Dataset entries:

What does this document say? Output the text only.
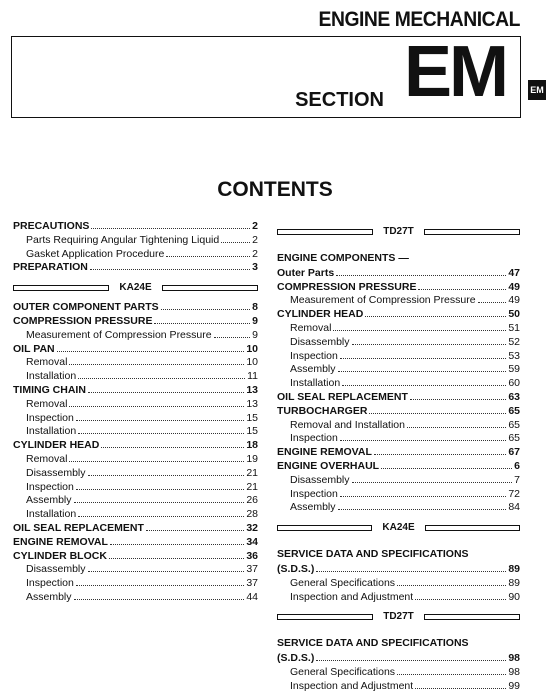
ENGINE MECHANICAL
SECTION EM	EM
CONTENTS
PRECAUTIONS	2
Parts Requiring Angular Tightening Liquid	2
Gasket Application Procedure	2
PREPARATION	3
KA24E
OUTER COMPONENT PARTS	8
COMPRESSION PRESSURE	9
Measurement of Compression Pressure	9
OIL PAN	10
Removal	10
Installation	11
TIMING CHAIN	13
Removal	13
Inspection	15
Installation	15
CYLINDER HEAD	18
Removal	19
Disassembly	21
Inspection	21
Assembly	26
Installation	28
OIL SEAL REPLACEMENT	32
ENGINE REMOVAL	34
CYLINDER BLOCK	36
Disassembly	37
Inspection	37
Assembly	44
TD27T
ENGINE COMPONENTS —
Outer Parts	47
COMPRESSION PRESSURE	49
Measurement of Compression Pressure	49
CYLINDER HEAD	50
Removal	51
Disassembly	52
Inspection	53
Assembly	59
Installation	60
OIL SEAL REPLACEMENT	63
TURBOCHARGER	65
Removal and Installation	65
Inspection	65
ENGINE REMOVAL	67
ENGINE OVERHAUL	6
Disassembly	7
Inspection	72
Assembly	84
KA24E
SERVICE DATA AND SPECIFICATIONS
(S.D.S.)	89
General Specifications	89
Inspection and Adjustment	90
TD27T
SERVICE DATA AND SPECIFICATIONS
(S.D.S.)	98
General Specifications	98
Inspection and Adjustment	99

Directions for this task: Retype the entries word for word. Omit any images.

Solved exercise:
What does this document say? Output the text only.
ENGINE MECHANICAL
SECTION EM	EM
CONTENTS
PRECAUTIONS	2
Parts Requiring Angular Tightening Liquid	2
Gasket Application Procedure	2
PREPARATION	3
KA24E
OUTER COMPONENT PARTS	8
COMPRESSION PRESSURE	9
Measurement of Compression Pressure	9
OIL PAN	10
Removal	10
Installation	11
TIMING CHAIN	13
Removal	13
Inspection	15
Installation	15
CYLINDER HEAD	18
Removal	19
Disassembly	21
Inspection	21
Assembly	26
Installation	28
OIL SEAL REPLACEMENT	32
ENGINE REMOVAL	34
CYLINDER BLOCK	36
Disassembly	37
Inspection	37
Assembly	44
TD27T
ENGINE COMPONENTS —
Outer Parts	47
COMPRESSION PRESSURE	49
Measurement of Compression Pressure	49
CYLINDER HEAD	50
Removal	51
Disassembly	52
Inspection	53
Assembly	59
Installation	60
OIL SEAL REPLACEMENT	63
TURBOCHARGER	65
Removal and Installation	65
Inspection	65
ENGINE REMOVAL	67
ENGINE OVERHAUL	6
Disassembly	7
Inspection	72
Assembly	84
KA24E
SERVICE DATA AND SPECIFICATIONS
(S.D.S.)	89
General Specifications	89
Inspection and Adjustment	90
TD27T
SERVICE DATA AND SPECIFICATIONS
(S.D.S.)	98
General Specifications	98
Inspection and Adjustment	99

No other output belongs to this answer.